* [MATERIAL FOR THIS EXERCISE]
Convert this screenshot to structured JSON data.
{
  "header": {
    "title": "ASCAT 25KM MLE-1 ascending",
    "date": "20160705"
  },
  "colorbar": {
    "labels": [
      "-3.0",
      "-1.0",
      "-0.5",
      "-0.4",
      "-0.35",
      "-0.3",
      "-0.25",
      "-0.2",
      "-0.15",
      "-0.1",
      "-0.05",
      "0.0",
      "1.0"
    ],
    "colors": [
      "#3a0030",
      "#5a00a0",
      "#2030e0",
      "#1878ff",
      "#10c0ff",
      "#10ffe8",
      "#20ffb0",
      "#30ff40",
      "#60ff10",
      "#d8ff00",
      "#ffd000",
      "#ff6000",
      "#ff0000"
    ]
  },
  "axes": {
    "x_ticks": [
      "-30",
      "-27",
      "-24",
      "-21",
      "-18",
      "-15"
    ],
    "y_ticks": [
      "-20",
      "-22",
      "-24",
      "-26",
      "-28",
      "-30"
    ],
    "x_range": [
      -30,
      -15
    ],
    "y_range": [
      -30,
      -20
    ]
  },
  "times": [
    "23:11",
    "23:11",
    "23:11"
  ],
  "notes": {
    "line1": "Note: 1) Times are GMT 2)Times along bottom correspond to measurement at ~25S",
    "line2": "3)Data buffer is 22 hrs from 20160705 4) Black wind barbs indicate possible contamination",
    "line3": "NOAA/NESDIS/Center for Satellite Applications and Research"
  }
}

* [WORK TO BE COMPLETED] Restate the whole listing exactly, leaving out nothing.

* [WRITTEN REPLY]
Convert this screenshot to structured JSON data.
{
  "header": {
    "title": "ASCAT 25KM MLE-1 ascending",
    "date": "20160705"
  },
  "colorbar": {
    "labels": [
      "-3.0",
      "-1.0",
      "-0.5",
      "-0.4",
      "-0.35",
      "-0.3",
      "-0.25",
      "-0.2",
      "-0.15",
      "-0.1",
      "-0.05",
      "0.0",
      "1.0"
    ],
    "colors": [
      "#3a0030",
      "#5a00a0",
      "#2030e0",
      "#1878ff",
      "#10c0ff",
      "#10ffe8",
      "#20ffb0",
      "#30ff40",
      "#60ff10",
      "#d8ff00",
      "#ffd000",
      "#ff6000",
      "#ff0000"
    ]
  },
  "axes": {
    "x_ticks": [
      "-30",
      "-27",
      "-24",
      "-21",
      "-18",
      "-15"
    ],
    "y_ticks": [
      "-20",
      "-22",
      "-24",
      "-26",
      "-28",
      "-30"
    ],
    "x_range": [
      -30,
      -15
    ],
    "y_range": [
      -30,
      -20
    ]
  },
  "times": [
    "23:11",
    "23:11",
    "23:11"
  ],
  "notes": {
    "line1": "Note: 1) Times are GMT 2)Times along bottom correspond to measurement at ~25S",
    "line2": "3)Data buffer is 22 hrs from 20160705 4) Black wind barbs indicate possible contamination",
    "line3": "NOAA/NESDIS/Center for Satellite Applications and Research"
  }
}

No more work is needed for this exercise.